▸ REQUIREMENTS
Output the lines that follow exactly as they are.

Data excerpts
==============================

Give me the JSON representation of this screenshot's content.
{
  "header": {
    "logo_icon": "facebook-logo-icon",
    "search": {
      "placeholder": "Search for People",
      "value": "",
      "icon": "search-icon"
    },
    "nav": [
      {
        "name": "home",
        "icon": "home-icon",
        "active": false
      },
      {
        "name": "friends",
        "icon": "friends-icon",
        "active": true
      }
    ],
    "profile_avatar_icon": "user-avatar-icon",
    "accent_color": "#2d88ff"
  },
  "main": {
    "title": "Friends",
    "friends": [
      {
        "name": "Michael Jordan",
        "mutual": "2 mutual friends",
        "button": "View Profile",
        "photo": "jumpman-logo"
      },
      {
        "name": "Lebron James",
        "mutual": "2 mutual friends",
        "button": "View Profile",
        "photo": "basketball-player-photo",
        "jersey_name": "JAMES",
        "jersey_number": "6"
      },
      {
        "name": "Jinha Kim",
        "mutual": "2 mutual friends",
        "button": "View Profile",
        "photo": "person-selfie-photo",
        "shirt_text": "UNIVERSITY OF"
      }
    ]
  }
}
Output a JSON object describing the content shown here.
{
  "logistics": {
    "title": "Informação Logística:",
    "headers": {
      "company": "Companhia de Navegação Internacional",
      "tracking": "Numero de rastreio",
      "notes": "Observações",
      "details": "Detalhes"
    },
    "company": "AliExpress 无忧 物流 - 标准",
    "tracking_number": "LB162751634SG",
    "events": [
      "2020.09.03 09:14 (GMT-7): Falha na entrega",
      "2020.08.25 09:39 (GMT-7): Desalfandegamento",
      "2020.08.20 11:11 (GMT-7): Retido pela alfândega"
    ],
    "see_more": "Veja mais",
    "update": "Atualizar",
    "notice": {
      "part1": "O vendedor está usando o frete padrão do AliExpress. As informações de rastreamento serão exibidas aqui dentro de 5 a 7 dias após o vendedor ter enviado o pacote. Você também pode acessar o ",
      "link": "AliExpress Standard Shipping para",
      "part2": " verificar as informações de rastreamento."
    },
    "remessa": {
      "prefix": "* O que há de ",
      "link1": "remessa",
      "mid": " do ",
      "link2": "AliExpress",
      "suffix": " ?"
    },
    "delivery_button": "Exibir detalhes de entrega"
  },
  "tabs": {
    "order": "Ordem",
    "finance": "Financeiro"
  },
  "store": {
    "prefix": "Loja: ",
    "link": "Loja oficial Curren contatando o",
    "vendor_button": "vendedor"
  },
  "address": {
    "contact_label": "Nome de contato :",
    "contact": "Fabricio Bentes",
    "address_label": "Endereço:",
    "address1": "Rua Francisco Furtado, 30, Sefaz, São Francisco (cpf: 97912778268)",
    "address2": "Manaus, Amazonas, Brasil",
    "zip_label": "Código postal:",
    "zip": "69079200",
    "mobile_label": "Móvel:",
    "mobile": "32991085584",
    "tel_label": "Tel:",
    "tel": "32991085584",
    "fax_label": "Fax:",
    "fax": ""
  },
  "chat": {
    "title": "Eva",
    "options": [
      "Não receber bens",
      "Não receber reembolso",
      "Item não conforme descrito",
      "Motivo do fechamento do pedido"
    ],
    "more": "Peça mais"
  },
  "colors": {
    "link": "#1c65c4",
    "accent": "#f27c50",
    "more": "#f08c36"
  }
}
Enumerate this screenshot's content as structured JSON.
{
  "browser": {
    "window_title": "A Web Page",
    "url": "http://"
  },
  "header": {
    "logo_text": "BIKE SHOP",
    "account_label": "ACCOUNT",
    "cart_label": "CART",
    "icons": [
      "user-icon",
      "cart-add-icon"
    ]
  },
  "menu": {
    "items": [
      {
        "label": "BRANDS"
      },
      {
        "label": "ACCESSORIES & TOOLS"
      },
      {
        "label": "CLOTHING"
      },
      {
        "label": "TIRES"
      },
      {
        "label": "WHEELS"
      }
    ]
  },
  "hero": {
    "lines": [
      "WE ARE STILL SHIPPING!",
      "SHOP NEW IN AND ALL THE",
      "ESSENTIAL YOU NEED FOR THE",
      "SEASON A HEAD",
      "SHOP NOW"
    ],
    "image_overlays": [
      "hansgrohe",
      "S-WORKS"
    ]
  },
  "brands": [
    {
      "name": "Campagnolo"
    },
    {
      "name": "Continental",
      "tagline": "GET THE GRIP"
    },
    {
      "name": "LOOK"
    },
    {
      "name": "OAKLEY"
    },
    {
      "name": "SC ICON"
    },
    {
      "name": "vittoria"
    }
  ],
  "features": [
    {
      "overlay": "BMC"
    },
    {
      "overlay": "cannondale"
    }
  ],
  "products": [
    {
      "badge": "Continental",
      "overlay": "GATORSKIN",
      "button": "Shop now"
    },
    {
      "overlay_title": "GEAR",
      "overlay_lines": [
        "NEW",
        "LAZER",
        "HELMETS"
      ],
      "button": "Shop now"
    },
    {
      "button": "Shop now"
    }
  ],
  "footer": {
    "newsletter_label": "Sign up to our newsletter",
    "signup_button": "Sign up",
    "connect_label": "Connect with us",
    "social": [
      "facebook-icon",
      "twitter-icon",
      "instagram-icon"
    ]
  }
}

==============================

▸ TASK ANSWER
Give me the JSON representation of this screenshot's content.
{
  "header": {
    "logo_icon": "facebook-logo-icon",
    "search": {
      "placeholder": "Search for People",
      "value": "",
      "icon": "search-icon"
    },
    "nav": [
      {
        "name": "home",
        "icon": "home-icon",
        "active": false
      },
      {
        "name": "friends",
        "icon": "friends-icon",
        "active": true
      }
    ],
    "profile_avatar_icon": "user-avatar-icon",
    "accent_color": "#2d88ff"
  },
  "main": {
    "title": "Friends",
    "friends": [
      {
        "name": "Michael Jordan",
        "mutual": "2 mutual friends",
        "button": "View Profile",
        "photo": "jumpman-logo"
      },
      {
        "name": "Lebron James",
        "mutual": "2 mutual friends",
        "button": "View Profile",
        "photo": "basketball-player-photo",
        "jersey_name": "JAMES",
        "jersey_number": "6"
      },
      {
        "name": "Jinha Kim",
        "mutual": "2 mutual friends",
        "button": "View Profile",
        "photo": "person-selfie-photo",
        "shirt_text": "UNIVERSITY OF"
      }
    ]
  }
}
Output a JSON object describing the content shown here.
{
  "logistics": {
    "title": "Informação Logística:",
    "headers": {
      "company": "Companhia de Navegação Internacional",
      "tracking": "Numero de rastreio",
      "notes": "Observações",
      "details": "Detalhes"
    },
    "company": "AliExpress 无忧 物流 - 标准",
    "tracking_number": "LB162751634SG",
    "events": [
      "2020.09.03 09:14 (GMT-7): Falha na entrega",
      "2020.08.25 09:39 (GMT-7): Desalfandegamento",
      "2020.08.20 11:11 (GMT-7): Retido pela alfândega"
    ],
    "see_more": "Veja mais",
    "update": "Atualizar",
    "notice": {
      "part1": "O vendedor está usando o frete padrão do AliExpress. As informações de rastreamento serão exibidas aqui dentro de 5 a 7 dias após o vendedor ter enviado o pacote. Você também pode acessar o ",
      "link": "AliExpress Standard Shipping para",
      "part2": " verificar as informações de rastreamento."
    },
    "remessa": {
      "prefix": "* O que há de ",
      "link1": "remessa",
      "mid": " do ",
      "link2": "AliExpress",
      "suffix": " ?"
    },
    "delivery_button": "Exibir detalhes de entrega"
  },
  "tabs": {
    "order": "Ordem",
    "finance": "Financeiro"
  },
  "store": {
    "prefix": "Loja: ",
    "link": "Loja oficial Curren contatando o",
    "vendor_button": "vendedor"
  },
  "address": {
    "contact_label": "Nome de contato :",
    "contact": "Fabricio Bentes",
    "address_label": "Endereço:",
    "address1": "Rua Francisco Furtado, 30, Sefaz, São Francisco (cpf: 97912778268)",
    "address2": "Manaus, Amazonas, Brasil",
    "zip_label": "Código postal:",
    "zip": "69079200",
    "mobile_label": "Móvel:",
    "mobile": "32991085584",
    "tel_label": "Tel:",
    "tel": "32991085584",
    "fax_label": "Fax:",
    "fax": ""
  },
  "chat": {
    "title": "Eva",
    "options": [
      "Não receber bens",
      "Não receber reembolso",
      "Item não conforme descrito",
      "Motivo do fechamento do pedido"
    ],
    "more": "Peça mais"
  },
  "colors": {
    "link": "#1c65c4",
    "accent": "#f27c50",
    "more": "#f08c36"
  }
}
Enumerate this screenshot's content as structured JSON.
{
  "browser": {
    "window_title": "A Web Page",
    "url": "http://"
  },
  "header": {
    "logo_text": "BIKE SHOP",
    "account_label": "ACCOUNT",
    "cart_label": "CART",
    "icons": [
      "user-icon",
      "cart-add-icon"
    ]
  },
  "menu": {
    "items": [
      {
        "label": "BRANDS"
      },
      {
        "label": "ACCESSORIES & TOOLS"
      },
      {
        "label": "CLOTHING"
      },
      {
        "label": "TIRES"
      },
      {
        "label": "WHEELS"
      }
    ]
  },
  "hero": {
    "lines": [
      "WE ARE STILL SHIPPING!",
      "SHOP NEW IN AND ALL THE",
      "ESSENTIAL YOU NEED FOR THE",
      "SEASON A HEAD",
      "SHOP NOW"
    ],
    "image_overlays": [
      "hansgrohe",
      "S-WORKS"
    ]
  },
  "brands": [
    {
      "name": "Campagnolo"
    },
    {
      "name": "Continental",
      "tagline": "GET THE GRIP"
    },
    {
      "name": "LOOK"
    },
    {
      "name": "OAKLEY"
    },
    {
      "name": "SC ICON"
    },
    {
      "name": "vittoria"
    }
  ],
  "features": [
    {
      "overlay": "BMC"
    },
    {
      "overlay": "cannondale"
    }
  ],
  "products": [
    {
      "badge": "Continental",
      "overlay": "GATORSKIN",
      "button": "Shop now"
    },
    {
      "overlay_title": "GEAR",
      "overlay_lines": [
        "NEW",
        "LAZER",
        "HELMETS"
      ],
      "button": "Shop now"
    },
    {
      "button": "Shop now"
    }
  ],
  "footer": {
    "newsletter_label": "Sign up to our newsletter",
    "signup_button": "Sign up",
    "connect_label": "Connect with us",
    "social": [
      "facebook-icon",
      "twitter-icon",
      "instagram-icon"
    ]
  }
}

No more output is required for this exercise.